Raw records
========

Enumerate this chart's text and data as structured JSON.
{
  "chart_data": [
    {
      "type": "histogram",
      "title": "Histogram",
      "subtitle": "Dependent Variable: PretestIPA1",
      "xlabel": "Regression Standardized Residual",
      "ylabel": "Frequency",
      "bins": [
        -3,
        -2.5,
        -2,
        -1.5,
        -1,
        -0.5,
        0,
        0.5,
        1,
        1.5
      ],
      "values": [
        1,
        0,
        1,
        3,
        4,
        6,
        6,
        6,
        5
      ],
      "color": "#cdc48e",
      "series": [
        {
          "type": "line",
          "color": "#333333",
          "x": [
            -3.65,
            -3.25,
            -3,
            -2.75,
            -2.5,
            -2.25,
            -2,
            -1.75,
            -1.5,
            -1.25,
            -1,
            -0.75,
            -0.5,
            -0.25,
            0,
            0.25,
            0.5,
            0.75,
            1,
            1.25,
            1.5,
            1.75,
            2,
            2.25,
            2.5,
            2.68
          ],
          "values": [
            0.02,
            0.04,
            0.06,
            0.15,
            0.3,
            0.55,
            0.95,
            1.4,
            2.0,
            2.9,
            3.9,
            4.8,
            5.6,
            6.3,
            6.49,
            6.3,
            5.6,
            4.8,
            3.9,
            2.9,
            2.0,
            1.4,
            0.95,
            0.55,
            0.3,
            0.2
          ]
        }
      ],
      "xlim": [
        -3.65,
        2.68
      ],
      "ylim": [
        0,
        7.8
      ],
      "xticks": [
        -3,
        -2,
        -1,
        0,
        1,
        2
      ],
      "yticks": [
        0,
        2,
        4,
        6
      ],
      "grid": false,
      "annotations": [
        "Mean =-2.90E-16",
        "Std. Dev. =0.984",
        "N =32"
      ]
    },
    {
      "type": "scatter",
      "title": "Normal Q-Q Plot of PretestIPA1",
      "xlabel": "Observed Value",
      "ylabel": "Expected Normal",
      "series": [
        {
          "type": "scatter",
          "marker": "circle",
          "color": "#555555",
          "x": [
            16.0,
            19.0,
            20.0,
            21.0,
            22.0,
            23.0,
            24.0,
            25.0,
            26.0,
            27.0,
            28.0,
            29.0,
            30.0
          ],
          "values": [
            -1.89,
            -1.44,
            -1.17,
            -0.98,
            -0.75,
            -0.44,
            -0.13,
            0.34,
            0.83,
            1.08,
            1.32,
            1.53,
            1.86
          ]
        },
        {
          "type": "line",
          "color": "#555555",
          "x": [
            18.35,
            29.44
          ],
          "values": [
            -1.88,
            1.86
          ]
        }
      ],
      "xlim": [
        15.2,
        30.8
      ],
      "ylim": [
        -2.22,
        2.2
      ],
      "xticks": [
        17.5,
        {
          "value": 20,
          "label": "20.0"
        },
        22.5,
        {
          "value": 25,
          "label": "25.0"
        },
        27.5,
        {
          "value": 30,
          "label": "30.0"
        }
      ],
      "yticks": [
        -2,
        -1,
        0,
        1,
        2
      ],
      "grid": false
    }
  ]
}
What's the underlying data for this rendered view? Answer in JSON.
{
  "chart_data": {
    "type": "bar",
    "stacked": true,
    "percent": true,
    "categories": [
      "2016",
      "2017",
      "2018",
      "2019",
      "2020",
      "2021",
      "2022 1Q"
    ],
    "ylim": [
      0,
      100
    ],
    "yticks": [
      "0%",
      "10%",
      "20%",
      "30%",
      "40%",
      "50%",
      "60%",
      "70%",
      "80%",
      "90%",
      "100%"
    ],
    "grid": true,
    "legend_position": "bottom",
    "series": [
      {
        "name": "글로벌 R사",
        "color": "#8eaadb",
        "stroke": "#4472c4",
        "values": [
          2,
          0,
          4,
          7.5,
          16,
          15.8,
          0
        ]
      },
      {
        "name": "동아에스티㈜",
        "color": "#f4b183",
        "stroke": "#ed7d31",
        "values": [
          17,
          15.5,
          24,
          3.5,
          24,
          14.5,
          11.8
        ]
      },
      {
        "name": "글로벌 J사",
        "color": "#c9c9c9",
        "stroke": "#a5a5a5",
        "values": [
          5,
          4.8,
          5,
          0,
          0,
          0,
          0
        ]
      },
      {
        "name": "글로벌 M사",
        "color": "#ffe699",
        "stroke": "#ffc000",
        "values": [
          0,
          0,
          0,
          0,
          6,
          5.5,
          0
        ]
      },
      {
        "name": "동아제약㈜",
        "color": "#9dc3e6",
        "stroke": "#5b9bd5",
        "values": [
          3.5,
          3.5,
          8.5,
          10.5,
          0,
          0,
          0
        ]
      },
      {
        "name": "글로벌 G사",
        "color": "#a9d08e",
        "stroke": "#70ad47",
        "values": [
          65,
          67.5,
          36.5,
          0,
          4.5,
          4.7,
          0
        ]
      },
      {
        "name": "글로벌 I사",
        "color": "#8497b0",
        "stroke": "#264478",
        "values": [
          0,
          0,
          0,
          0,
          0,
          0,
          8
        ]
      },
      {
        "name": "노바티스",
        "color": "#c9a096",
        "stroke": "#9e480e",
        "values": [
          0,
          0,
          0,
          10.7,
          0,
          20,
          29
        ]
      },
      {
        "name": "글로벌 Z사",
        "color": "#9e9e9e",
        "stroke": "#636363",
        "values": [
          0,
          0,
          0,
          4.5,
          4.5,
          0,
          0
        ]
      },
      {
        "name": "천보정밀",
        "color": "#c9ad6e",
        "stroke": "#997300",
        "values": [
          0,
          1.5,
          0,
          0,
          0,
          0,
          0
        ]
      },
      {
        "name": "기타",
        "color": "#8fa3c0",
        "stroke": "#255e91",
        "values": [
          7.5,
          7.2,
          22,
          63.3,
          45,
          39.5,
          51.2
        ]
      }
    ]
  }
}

========

- _Problem_
Select every line of the material above holding the word "true" and copy it.

- _Full solution_
    "stacked": true,
    "percent": true,
    "grid": true,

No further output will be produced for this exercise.